### Work to do:
Gather every line holding the string "мелиоративных".

### Raw records:

━━━━━━━━━━━━━━━━━━━━━━━━━━━━━━

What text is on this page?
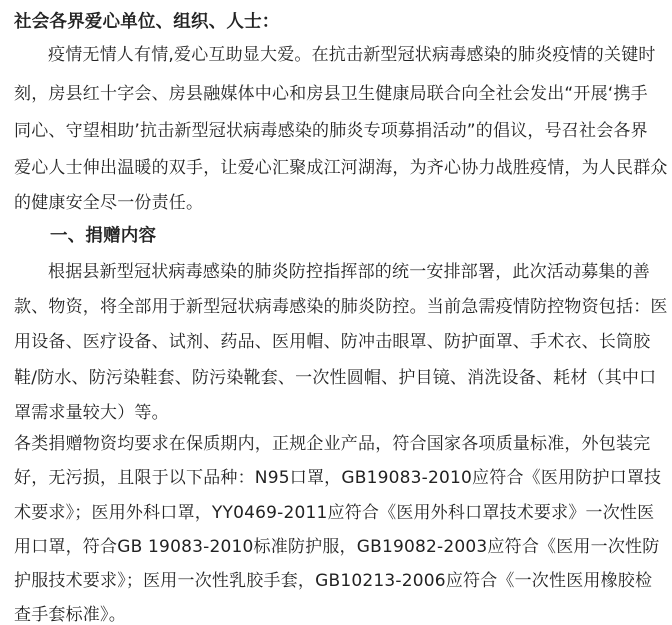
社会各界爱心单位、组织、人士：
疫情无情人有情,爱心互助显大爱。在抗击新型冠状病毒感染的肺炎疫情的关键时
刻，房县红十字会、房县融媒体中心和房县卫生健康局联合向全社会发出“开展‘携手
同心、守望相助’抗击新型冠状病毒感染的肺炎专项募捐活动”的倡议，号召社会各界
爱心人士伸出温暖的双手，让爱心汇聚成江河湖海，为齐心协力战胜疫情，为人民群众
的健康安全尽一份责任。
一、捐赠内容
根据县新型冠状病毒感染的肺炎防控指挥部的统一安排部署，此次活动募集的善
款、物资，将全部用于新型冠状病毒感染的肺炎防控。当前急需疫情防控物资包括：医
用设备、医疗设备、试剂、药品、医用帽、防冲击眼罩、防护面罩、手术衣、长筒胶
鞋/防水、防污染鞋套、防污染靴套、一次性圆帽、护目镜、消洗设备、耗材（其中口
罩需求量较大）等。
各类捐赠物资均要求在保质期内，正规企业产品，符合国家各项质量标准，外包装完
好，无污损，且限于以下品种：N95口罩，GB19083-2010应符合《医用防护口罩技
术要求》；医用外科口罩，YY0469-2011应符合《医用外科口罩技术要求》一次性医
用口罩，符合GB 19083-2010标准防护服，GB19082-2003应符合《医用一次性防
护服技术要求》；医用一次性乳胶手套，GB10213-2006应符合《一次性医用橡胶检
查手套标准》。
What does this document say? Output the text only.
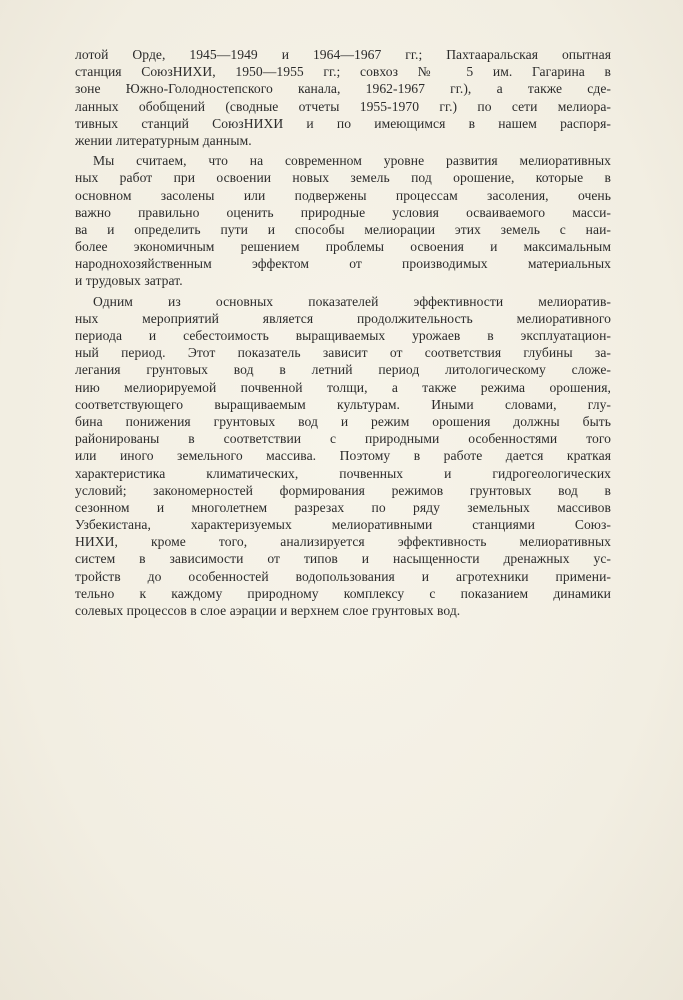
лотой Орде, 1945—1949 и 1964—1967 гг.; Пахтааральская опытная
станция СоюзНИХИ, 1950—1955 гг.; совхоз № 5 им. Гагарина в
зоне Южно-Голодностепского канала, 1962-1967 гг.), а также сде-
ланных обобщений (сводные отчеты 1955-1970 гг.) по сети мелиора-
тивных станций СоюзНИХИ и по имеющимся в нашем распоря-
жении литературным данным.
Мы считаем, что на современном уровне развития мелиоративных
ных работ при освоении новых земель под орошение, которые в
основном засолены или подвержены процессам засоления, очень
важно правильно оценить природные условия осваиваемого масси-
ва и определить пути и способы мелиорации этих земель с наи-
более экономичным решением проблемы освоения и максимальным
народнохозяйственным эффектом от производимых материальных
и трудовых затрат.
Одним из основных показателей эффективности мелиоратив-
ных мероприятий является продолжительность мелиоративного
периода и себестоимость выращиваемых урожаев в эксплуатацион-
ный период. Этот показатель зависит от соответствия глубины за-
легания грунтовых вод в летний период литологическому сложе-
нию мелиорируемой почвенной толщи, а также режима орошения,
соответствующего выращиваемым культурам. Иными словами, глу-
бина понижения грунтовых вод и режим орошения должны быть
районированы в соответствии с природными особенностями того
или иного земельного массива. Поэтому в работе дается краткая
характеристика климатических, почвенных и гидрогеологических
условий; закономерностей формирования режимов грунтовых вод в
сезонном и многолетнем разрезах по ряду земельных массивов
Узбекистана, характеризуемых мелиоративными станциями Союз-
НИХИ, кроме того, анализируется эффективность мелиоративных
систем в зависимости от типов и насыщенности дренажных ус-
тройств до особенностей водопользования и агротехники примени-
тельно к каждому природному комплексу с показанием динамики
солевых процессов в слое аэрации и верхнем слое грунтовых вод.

━━━━━━━━━━━━━━━━━━━━━━━━━━━━━━

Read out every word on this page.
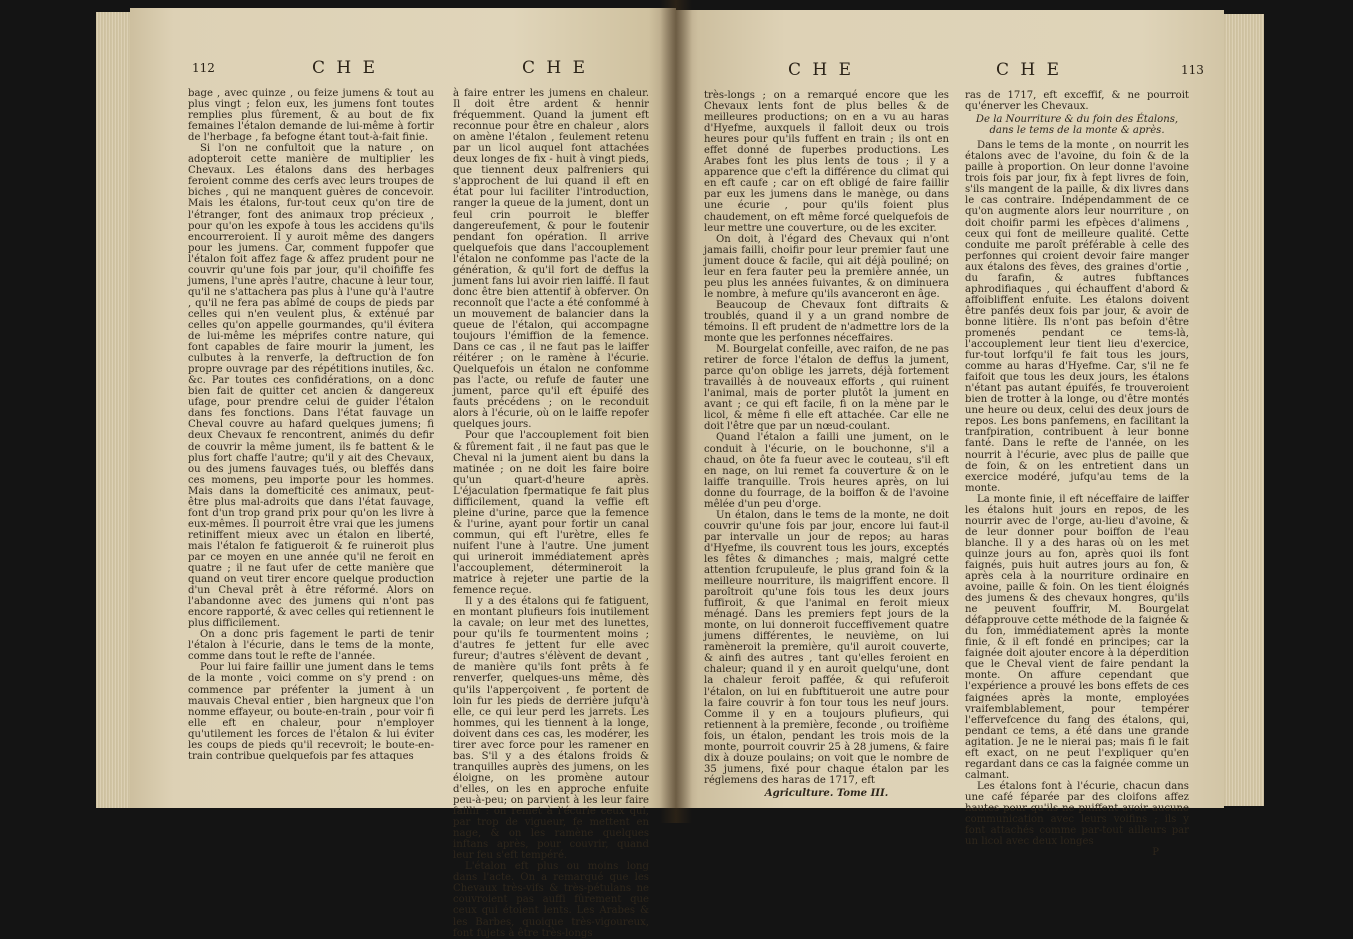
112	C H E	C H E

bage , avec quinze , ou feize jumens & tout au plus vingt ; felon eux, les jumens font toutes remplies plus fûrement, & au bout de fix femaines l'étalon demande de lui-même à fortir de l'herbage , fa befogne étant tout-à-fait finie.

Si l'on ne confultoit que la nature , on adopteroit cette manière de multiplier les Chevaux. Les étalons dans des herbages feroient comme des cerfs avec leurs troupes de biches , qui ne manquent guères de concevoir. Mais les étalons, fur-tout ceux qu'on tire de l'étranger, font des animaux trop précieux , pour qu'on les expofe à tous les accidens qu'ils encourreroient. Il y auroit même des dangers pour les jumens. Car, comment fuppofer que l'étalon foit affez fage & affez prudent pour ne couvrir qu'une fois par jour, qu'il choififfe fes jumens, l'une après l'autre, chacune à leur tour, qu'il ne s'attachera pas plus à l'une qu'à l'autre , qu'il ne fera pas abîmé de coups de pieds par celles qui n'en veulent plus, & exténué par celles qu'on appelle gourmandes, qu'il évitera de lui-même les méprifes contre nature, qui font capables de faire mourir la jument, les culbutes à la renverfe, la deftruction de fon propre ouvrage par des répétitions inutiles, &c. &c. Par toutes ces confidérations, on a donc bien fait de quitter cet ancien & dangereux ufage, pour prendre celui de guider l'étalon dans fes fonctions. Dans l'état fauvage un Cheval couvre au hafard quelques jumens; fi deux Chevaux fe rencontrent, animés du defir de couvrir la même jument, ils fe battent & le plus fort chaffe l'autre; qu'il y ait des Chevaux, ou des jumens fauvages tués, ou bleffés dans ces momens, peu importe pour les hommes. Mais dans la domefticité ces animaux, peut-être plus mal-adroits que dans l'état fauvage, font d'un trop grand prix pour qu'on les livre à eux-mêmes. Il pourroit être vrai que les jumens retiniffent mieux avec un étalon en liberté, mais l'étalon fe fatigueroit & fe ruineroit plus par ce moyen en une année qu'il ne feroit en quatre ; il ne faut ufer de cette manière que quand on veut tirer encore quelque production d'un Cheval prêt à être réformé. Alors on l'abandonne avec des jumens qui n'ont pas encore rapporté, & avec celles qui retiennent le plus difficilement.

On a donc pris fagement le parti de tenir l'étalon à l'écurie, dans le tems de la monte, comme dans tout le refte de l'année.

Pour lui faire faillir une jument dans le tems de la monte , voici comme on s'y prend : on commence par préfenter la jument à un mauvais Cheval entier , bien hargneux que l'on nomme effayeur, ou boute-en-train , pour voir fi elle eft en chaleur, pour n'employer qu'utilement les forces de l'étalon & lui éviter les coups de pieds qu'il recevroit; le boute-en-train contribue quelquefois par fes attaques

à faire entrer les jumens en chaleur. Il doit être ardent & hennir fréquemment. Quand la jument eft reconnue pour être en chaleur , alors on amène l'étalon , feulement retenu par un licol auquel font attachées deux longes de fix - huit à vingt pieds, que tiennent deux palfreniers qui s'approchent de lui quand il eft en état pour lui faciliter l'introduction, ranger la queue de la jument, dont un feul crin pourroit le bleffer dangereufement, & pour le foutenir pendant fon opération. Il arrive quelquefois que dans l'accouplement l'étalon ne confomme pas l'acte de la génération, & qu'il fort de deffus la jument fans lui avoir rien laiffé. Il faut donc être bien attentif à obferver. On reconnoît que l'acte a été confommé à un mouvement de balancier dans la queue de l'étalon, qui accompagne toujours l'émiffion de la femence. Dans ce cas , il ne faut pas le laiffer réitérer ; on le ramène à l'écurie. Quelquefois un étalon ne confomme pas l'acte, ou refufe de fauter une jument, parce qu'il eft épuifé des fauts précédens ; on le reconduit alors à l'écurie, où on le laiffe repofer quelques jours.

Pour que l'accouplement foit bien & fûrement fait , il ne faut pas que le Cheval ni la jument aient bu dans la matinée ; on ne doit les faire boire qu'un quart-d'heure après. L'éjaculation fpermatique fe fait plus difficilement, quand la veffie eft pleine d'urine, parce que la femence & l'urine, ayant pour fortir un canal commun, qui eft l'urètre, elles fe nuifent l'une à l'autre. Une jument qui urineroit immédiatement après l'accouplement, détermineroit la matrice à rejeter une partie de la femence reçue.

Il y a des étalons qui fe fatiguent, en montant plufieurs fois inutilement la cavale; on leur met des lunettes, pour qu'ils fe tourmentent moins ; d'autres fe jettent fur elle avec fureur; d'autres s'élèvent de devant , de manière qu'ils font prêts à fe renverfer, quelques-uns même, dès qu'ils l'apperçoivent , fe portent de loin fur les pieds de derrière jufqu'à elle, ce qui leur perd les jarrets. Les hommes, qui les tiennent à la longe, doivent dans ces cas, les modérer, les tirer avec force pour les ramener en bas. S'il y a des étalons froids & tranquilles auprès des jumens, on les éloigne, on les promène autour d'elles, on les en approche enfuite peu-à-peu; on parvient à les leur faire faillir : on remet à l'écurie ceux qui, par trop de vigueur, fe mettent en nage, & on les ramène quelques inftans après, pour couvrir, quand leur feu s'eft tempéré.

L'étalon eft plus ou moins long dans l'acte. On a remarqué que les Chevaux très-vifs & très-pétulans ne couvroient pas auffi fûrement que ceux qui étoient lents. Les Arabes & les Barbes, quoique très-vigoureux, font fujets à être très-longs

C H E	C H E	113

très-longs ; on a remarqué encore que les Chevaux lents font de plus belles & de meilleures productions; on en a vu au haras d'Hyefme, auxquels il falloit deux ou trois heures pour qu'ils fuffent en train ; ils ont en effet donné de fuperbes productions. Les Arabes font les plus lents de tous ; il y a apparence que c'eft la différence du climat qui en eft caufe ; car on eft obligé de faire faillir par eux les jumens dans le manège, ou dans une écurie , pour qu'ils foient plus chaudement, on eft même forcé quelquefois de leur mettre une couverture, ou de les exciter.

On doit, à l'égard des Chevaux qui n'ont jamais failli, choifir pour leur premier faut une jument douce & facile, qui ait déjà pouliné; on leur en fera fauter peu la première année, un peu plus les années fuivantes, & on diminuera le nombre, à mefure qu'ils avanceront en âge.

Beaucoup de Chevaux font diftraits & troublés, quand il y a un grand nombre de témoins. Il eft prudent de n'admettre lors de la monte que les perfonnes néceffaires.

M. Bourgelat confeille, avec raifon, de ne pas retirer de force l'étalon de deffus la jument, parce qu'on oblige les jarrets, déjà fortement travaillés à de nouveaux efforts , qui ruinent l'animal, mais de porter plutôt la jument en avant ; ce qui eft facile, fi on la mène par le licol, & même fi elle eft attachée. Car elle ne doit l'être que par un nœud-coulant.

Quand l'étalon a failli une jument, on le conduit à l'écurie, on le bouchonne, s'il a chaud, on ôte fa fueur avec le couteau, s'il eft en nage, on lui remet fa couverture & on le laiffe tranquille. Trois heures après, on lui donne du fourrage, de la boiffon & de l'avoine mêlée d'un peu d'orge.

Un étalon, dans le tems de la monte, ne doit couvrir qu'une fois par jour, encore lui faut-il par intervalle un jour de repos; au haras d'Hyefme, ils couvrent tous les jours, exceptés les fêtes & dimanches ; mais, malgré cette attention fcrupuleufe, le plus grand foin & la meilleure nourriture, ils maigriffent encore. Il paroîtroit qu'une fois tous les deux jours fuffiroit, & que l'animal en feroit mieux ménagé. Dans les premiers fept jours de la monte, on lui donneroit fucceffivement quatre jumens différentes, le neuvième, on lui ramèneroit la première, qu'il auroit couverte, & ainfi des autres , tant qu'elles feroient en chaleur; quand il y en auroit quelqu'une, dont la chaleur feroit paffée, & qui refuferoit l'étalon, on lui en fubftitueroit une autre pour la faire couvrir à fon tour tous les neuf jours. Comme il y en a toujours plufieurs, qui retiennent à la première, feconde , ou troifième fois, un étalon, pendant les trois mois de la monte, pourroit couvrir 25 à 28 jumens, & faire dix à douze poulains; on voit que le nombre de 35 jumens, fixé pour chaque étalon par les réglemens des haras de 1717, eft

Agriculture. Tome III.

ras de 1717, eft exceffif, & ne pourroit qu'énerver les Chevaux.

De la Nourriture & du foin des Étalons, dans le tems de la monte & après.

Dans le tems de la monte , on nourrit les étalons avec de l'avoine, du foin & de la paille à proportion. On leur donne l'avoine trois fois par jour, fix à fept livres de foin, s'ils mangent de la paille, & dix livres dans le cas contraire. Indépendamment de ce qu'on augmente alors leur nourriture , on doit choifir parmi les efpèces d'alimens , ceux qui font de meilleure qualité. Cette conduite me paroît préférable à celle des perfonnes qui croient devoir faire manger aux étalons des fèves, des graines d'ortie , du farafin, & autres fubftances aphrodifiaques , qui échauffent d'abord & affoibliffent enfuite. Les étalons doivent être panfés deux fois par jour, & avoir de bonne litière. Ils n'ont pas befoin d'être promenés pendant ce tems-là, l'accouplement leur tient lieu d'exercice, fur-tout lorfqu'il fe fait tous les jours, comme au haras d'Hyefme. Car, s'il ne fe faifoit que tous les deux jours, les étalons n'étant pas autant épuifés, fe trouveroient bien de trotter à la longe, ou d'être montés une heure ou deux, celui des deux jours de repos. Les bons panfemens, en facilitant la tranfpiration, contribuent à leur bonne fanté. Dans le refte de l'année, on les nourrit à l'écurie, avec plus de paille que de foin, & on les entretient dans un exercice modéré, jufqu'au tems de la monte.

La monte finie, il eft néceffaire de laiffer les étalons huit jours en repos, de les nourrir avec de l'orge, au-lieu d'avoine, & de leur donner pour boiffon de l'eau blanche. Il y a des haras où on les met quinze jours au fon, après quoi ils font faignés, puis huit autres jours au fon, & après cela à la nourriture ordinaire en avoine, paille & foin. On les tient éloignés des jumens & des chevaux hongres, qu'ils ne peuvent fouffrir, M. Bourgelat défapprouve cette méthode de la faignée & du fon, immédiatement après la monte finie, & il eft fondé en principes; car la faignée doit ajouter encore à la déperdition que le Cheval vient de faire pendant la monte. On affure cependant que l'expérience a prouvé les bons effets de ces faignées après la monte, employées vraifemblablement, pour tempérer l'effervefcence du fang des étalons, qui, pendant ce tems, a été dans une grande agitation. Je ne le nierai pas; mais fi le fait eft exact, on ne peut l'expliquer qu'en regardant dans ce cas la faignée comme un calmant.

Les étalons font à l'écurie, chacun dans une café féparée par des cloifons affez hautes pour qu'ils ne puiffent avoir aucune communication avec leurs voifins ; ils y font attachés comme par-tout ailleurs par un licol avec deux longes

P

━━━━━━━━━━━━━━━━━━━━━━━━━━━━━━

### Solution to the problem:
Мы считаем, что на современном уровне развития мелиоративных
НИХИ, кроме того, анализируется эффективность мелиоративных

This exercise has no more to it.